- _Problem_
Transcribe, without any change, every line of the records from the one containing "cell-award-count-total: 83 — [882, 355, 1036, 403]" down to the one containing "cell-award-count-total: 83 — [882, 499, 1036, 547]", including both of those lines.
+++ Stored records +++
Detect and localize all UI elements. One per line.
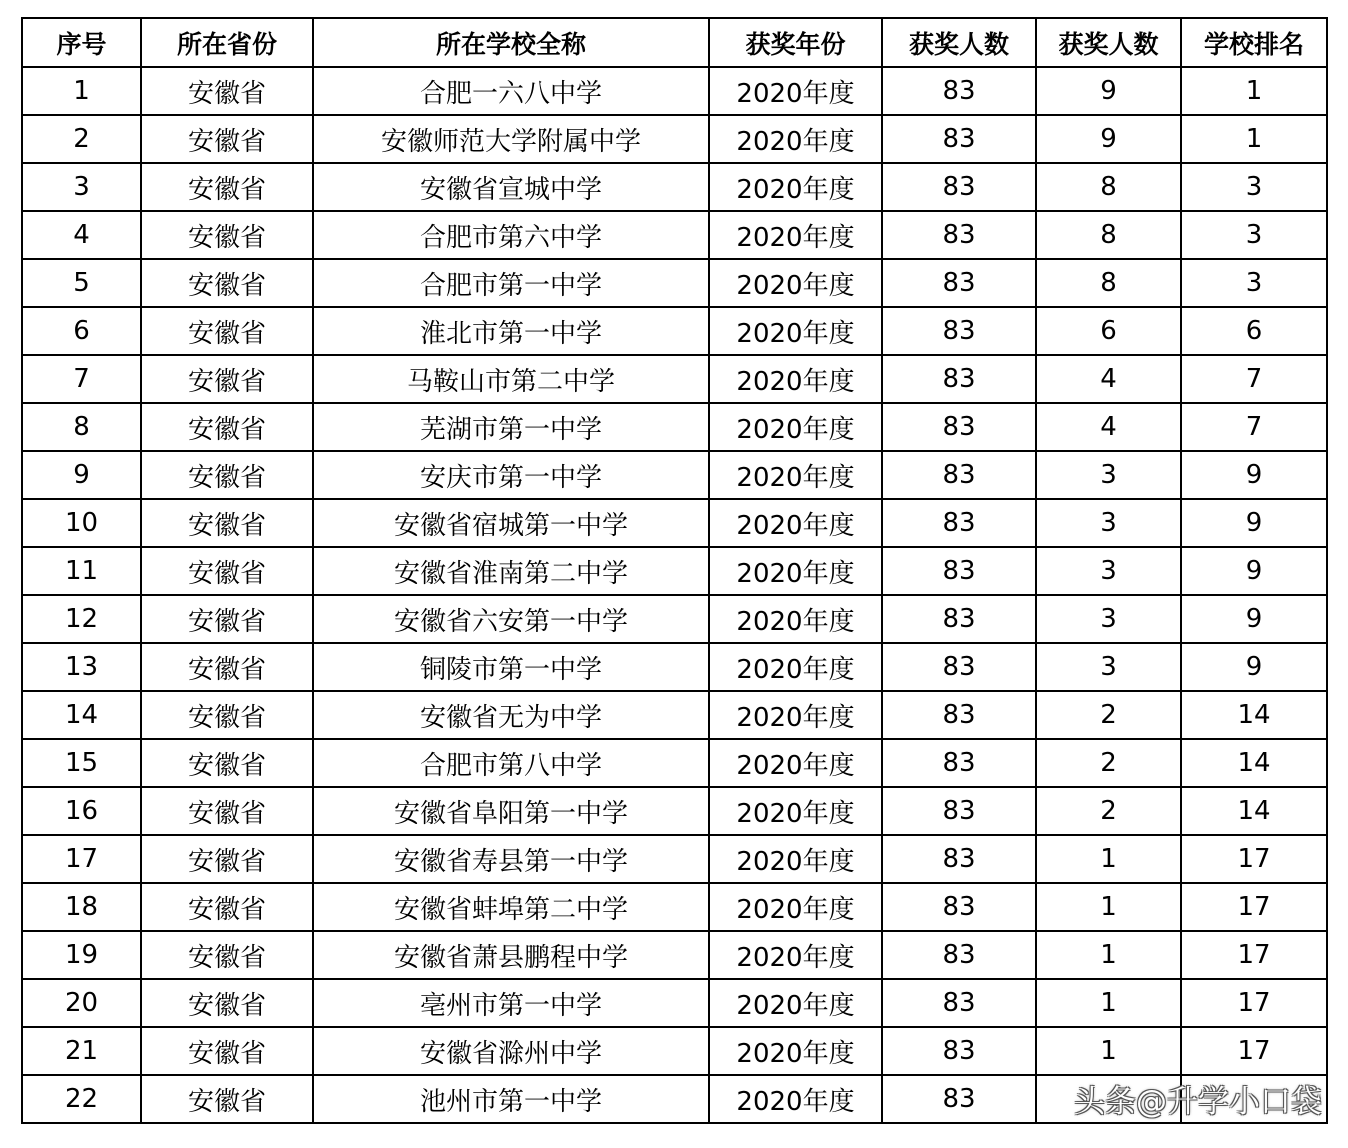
cell-award-count-total: 83 — [882, 355, 1036, 403]
cell-school-name: 合肥一六八中学 — [313, 67, 709, 115]
table-row — [22, 835, 1327, 883]
cell-serial-number: 1 — [22, 67, 141, 115]
watermark: 头条@升学小口袋 — [1074, 1084, 1322, 1120]
cell-award-count-school: 4 — [1036, 403, 1181, 451]
cell-award-year: 2020年度 — [709, 1075, 882, 1123]
cell-province: 安徽省 — [141, 499, 313, 547]
cell-award-year: 2020年度 — [709, 211, 882, 259]
cell-serial-number: 9 — [22, 451, 141, 499]
cell-award-count-school: 8 — [1036, 259, 1181, 307]
cell-province: 安徽省 — [141, 115, 313, 163]
cell-school-name: 马鞍山市第二中学 — [313, 355, 709, 403]
table-row — [22, 691, 1327, 739]
table-row — [22, 355, 1327, 403]
cell-school-name: 安徽师范大学附属中学 — [313, 115, 709, 163]
cell-award-count-school: 6 — [1036, 307, 1181, 355]
table-row — [22, 163, 1327, 211]
cell-award-count-school: 1 — [1036, 1027, 1181, 1075]
cell-province: 安徽省 — [141, 595, 313, 643]
cell-province: 安徽省 — [141, 451, 313, 499]
cell-serial-number: 22 — [22, 1075, 141, 1123]
cell-serial-number: 20 — [22, 979, 141, 1027]
cell-award-count-school: 3 — [1036, 595, 1181, 643]
header-school-rank: 学校排名 — [1181, 18, 1327, 67]
cell-award-count-total: 83 — [882, 691, 1036, 739]
cell-award-year: 2020年度 — [709, 979, 882, 1027]
cell-award-count-school: 9 — [1036, 115, 1181, 163]
cell-award-year: 2020年度 — [709, 499, 882, 547]
cell-award-year: 2020年度 — [709, 259, 882, 307]
table-row — [22, 643, 1327, 691]
cell-school-rank: 17 — [1181, 931, 1327, 979]
cell-school-name: 安徽省滁州中学 — [313, 1027, 709, 1075]
cell-award-count-school: 8 — [1036, 211, 1181, 259]
cell-award-count-school: 1 — [1036, 883, 1181, 931]
cell-award-count-school: 2 — [1036, 739, 1181, 787]
cell-award-count-school: 3 — [1036, 451, 1181, 499]
table-row — [22, 403, 1327, 451]
cell-serial-number: 8 — [22, 403, 141, 451]
cell-award-count-school: 3 — [1036, 499, 1181, 547]
cell-award-count-school: 3 — [1036, 547, 1181, 595]
cell-award-count-total: 83 — [882, 499, 1036, 547]
cell-province: 安徽省 — [141, 403, 313, 451]
cell-school-rank: 3 — [1181, 259, 1327, 307]
cell-serial-number: 11 — [22, 547, 141, 595]
header-award-count-school: 获奖人数 — [1036, 18, 1181, 67]
cell-award-year: 2020年度 — [709, 307, 882, 355]
cell-award-count-total: 83 — [882, 835, 1036, 883]
cell-award-count-total: 83 — [882, 211, 1036, 259]
cell-award-count-total: 83 — [882, 787, 1036, 835]
cell-serial-number: 12 — [22, 595, 141, 643]
cell-serial-number: 17 — [22, 835, 141, 883]
cell-award-count-total: 83 — [882, 115, 1036, 163]
table-row — [22, 67, 1327, 115]
cell-school-rank: 17 — [1181, 883, 1327, 931]
cell-award-count-total: 83 — [882, 643, 1036, 691]
cell-award-count-school: 4 — [1036, 355, 1181, 403]
cell-school-name: 安徽省萧县鹏程中学 — [313, 931, 709, 979]
cell-award-count-school: 1 — [1036, 931, 1181, 979]
cell-school-rank: 9 — [1181, 595, 1327, 643]
cell-school-name: 淮北市第一中学 — [313, 307, 709, 355]
cell-school-rank: 1 — [1181, 115, 1327, 163]
cell-award-year: 2020年度 — [709, 931, 882, 979]
cell-award-count-total: 83 — [882, 67, 1036, 115]
cell-award-year: 2020年度 — [709, 595, 882, 643]
cell-school-name: 铜陵市第一中学 — [313, 643, 709, 691]
cell-serial-number: 21 — [22, 1027, 141, 1075]
cell-award-count-total: 83 — [882, 259, 1036, 307]
cell-school-name: 安徽省六安第一中学 — [313, 595, 709, 643]
cell-school-name: 安徽省宿城第一中学 — [313, 499, 709, 547]
cell-award-year: 2020年度 — [709, 67, 882, 115]
cell-school-name: 安庆市第一中学 — [313, 451, 709, 499]
cell-award-count-total: 83 — [882, 931, 1036, 979]
cell-school-name: 安徽省蚌埠第二中学 — [313, 883, 709, 931]
table-row — [22, 451, 1327, 499]
cell-award-count-total: 83 — [882, 1027, 1036, 1075]
cell-award-year: 2020年度 — [709, 691, 882, 739]
cell-award-year: 2020年度 — [709, 163, 882, 211]
cell-award-year: 2020年度 — [709, 451, 882, 499]
cell-province: 安徽省 — [141, 307, 313, 355]
header-school-full-name: 所在学校全称 — [313, 18, 709, 67]
cell-award-year: 2020年度 — [709, 1027, 882, 1075]
cell-province: 安徽省 — [141, 691, 313, 739]
cell-province: 安徽省 — [141, 643, 313, 691]
cell-award-count-total: 83 — [882, 547, 1036, 595]
table-row — [22, 499, 1327, 547]
cell-school-rank: 1 — [1181, 67, 1327, 115]
cell-province: 安徽省 — [141, 979, 313, 1027]
table-row — [22, 211, 1327, 259]
cell-award-count-school: 2 — [1036, 691, 1181, 739]
cell-serial-number: 4 — [22, 211, 141, 259]
cell-school-rank: 17 — [1181, 1027, 1327, 1075]
cell-award-count-total: 83 — [882, 1075, 1036, 1123]
cell-province: 安徽省 — [141, 739, 313, 787]
cell-award-count-total: 83 — [882, 307, 1036, 355]
cell-school-name: 安徽省寿县第一中学 — [313, 835, 709, 883]
cell-school-name: 合肥市第一中学 — [313, 259, 709, 307]
cell-province: 安徽省 — [141, 211, 313, 259]
cell-award-count-school: 1 — [1036, 835, 1181, 883]
cell-award-year: 2020年度 — [709, 643, 882, 691]
cell-province: 安徽省 — [141, 67, 313, 115]
cell-award-year: 2020年度 — [709, 739, 882, 787]
table-row — [22, 739, 1327, 787]
table-row — [22, 595, 1327, 643]
cell-school-name: 安徽省宣城中学 — [313, 163, 709, 211]
cell-school-name: 芜湖市第一中学 — [313, 403, 709, 451]
cell-school-rank: 3 — [1181, 211, 1327, 259]
cell-award-year: 2020年度 — [709, 835, 882, 883]
cell-school-rank: 14 — [1181, 739, 1327, 787]
cell-school-name: 安徽省阜阳第一中学 — [313, 787, 709, 835]
cell-award-year: 2020年度 — [709, 115, 882, 163]
table-header — [22, 18, 1327, 67]
cell-school-rank: 9 — [1181, 643, 1327, 691]
cell-award-count-total: 83 — [882, 403, 1036, 451]
cell-serial-number: 3 — [22, 163, 141, 211]
header-award-count-total: 获奖人数 — [882, 18, 1036, 67]
cell-award-year: 2020年度 — [709, 547, 882, 595]
cell-award-year: 2020年度 — [709, 883, 882, 931]
cell-school-rank: 14 — [1181, 787, 1327, 835]
table-row — [22, 547, 1327, 595]
cell-award-count-school: 8 — [1036, 163, 1181, 211]
cell-award-year: 2020年度 — [709, 787, 882, 835]
cell-award-count-total: 83 — [882, 451, 1036, 499]
award-table — [21, 17, 1328, 1124]
cell-province: 安徽省 — [141, 787, 313, 835]
cell-school-rank: 9 — [1181, 451, 1327, 499]
cell-serial-number: 14 — [22, 691, 141, 739]
cell-school-rank: 9 — [1181, 499, 1327, 547]
table-row — [22, 883, 1327, 931]
header-row — [22, 18, 1327, 67]
cell-school-rank: 14 — [1181, 691, 1327, 739]
header-award-year: 获奖年份 — [709, 18, 882, 67]
cell-award-count-total: 83 — [882, 883, 1036, 931]
header-province: 所在省份 — [141, 18, 313, 67]
cell-province: 安徽省 — [141, 259, 313, 307]
cell-school-rank: 9 — [1181, 547, 1327, 595]
cell-award-year: 2020年度 — [709, 355, 882, 403]
cell-school-name: 亳州市第一中学 — [313, 979, 709, 1027]
cell-school-name: 合肥市第八中学 — [313, 739, 709, 787]
cell-serial-number: 10 — [22, 499, 141, 547]
cell-serial-number: 7 — [22, 355, 141, 403]
cell-award-count-total: 83 — [882, 595, 1036, 643]
cell-province: 安徽省 — [141, 931, 313, 979]
cell-award-count-school: 9 — [1036, 67, 1181, 115]
table-row — [22, 931, 1327, 979]
cell-award-count-total: 83 — [882, 163, 1036, 211]
table-body — [22, 67, 1327, 1123]
cell-award-count-school: 1 — [1036, 979, 1181, 1027]
table-row — [22, 979, 1327, 1027]
cell-school-rank: 7 — [1181, 355, 1327, 403]
cell-province: 安徽省 — [141, 163, 313, 211]
cell-award-count-school: 3 — [1036, 643, 1181, 691]
cell-serial-number: 2 — [22, 115, 141, 163]
cell-province: 安徽省 — [141, 835, 313, 883]
cell-school-rank: 17 — [1181, 979, 1327, 1027]
cell-school-rank: 7 — [1181, 403, 1327, 451]
cell-province: 安徽省 — [141, 1027, 313, 1075]
cell-serial-number: 15 — [22, 739, 141, 787]
cell-school-rank: 3 — [1181, 163, 1327, 211]
table-row — [22, 115, 1327, 163]
table-row — [22, 307, 1327, 355]
cell-school-rank: 6 — [1181, 307, 1327, 355]
cell-school-name: 安徽省无为中学 — [313, 691, 709, 739]
cell-award-count-school: 2 — [1036, 787, 1181, 835]
cell-serial-number: 5 — [22, 259, 141, 307]
cell-serial-number: 19 — [22, 931, 141, 979]
cell-serial-number: 13 — [22, 643, 141, 691]
table-row — [22, 259, 1327, 307]
cell-award-year: 2020年度 — [709, 403, 882, 451]
cell-school-name: 合肥市第六中学 — [313, 211, 709, 259]
cell-school-name: 安徽省淮南第二中学 — [313, 547, 709, 595]
cell-province: 安徽省 — [141, 547, 313, 595]
table-row — [22, 1027, 1327, 1075]
cell-serial-number: 6 — [22, 307, 141, 355]
cell-serial-number: 18 — [22, 883, 141, 931]
cell-province: 安徽省 — [141, 883, 313, 931]
cell-serial-number: 16 — [22, 787, 141, 835]
cell-school-rank: 17 — [1181, 835, 1327, 883]
cell-province: 安徽省 — [141, 1075, 313, 1123]
cell-province: 安徽省 — [141, 355, 313, 403]
cell-award-count-total: 83 — [882, 979, 1036, 1027]
cell-award-count-total: 83 — [882, 739, 1036, 787]
table-row — [22, 787, 1327, 835]
header-serial-number: 序号 — [22, 18, 141, 67]
cell-school-name: 池州市第一中学 — [313, 1075, 709, 1123]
+++
- _Finished task_
cell-award-count-total: 83 — [882, 355, 1036, 403]
cell-school-name: 合肥一六八中学 — [313, 67, 709, 115]
table-row — [22, 835, 1327, 883]
cell-serial-number: 1 — [22, 67, 141, 115]
watermark: 头条@升学小口袋 — [1074, 1084, 1322, 1120]
cell-award-count-school: 4 — [1036, 403, 1181, 451]
cell-award-year: 2020年度 — [709, 1075, 882, 1123]
cell-province: 安徽省 — [141, 499, 313, 547]
cell-award-year: 2020年度 — [709, 211, 882, 259]
cell-serial-number: 9 — [22, 451, 141, 499]
cell-award-count-school: 8 — [1036, 259, 1181, 307]
cell-province: 安徽省 — [141, 115, 313, 163]
cell-school-name: 马鞍山市第二中学 — [313, 355, 709, 403]
table-row — [22, 691, 1327, 739]
table-row — [22, 355, 1327, 403]
cell-school-name: 安徽师范大学附属中学 — [313, 115, 709, 163]
cell-award-count-school: 6 — [1036, 307, 1181, 355]
table-row — [22, 163, 1327, 211]
cell-award-count-school: 1 — [1036, 1027, 1181, 1075]
cell-province: 安徽省 — [141, 595, 313, 643]
cell-province: 安徽省 — [141, 451, 313, 499]
cell-serial-number: 22 — [22, 1075, 141, 1123]
cell-serial-number: 20 — [22, 979, 141, 1027]
cell-award-count-school: 3 — [1036, 595, 1181, 643]
header-school-rank: 学校排名 — [1181, 18, 1327, 67]
cell-award-count-total: 83 — [882, 691, 1036, 739]
cell-award-year: 2020年度 — [709, 979, 882, 1027]
cell-award-count-school: 9 — [1036, 115, 1181, 163]
cell-award-year: 2020年度 — [709, 499, 882, 547]
cell-award-year: 2020年度 — [709, 259, 882, 307]
table-row — [22, 643, 1327, 691]
cell-school-rank: 17 — [1181, 931, 1327, 979]
cell-school-name: 安徽省滁州中学 — [313, 1027, 709, 1075]
cell-award-count-school: 8 — [1036, 211, 1181, 259]
cell-award-count-school: 1 — [1036, 883, 1181, 931]
cell-award-count-school: 2 — [1036, 739, 1181, 787]
cell-award-count-school: 3 — [1036, 451, 1181, 499]
table-row — [22, 403, 1327, 451]
cell-serial-number: 8 — [22, 403, 141, 451]
cell-award-count-school: 3 — [1036, 499, 1181, 547]
cell-award-count-school: 3 — [1036, 547, 1181, 595]
cell-award-count-total: 83 — [882, 499, 1036, 547]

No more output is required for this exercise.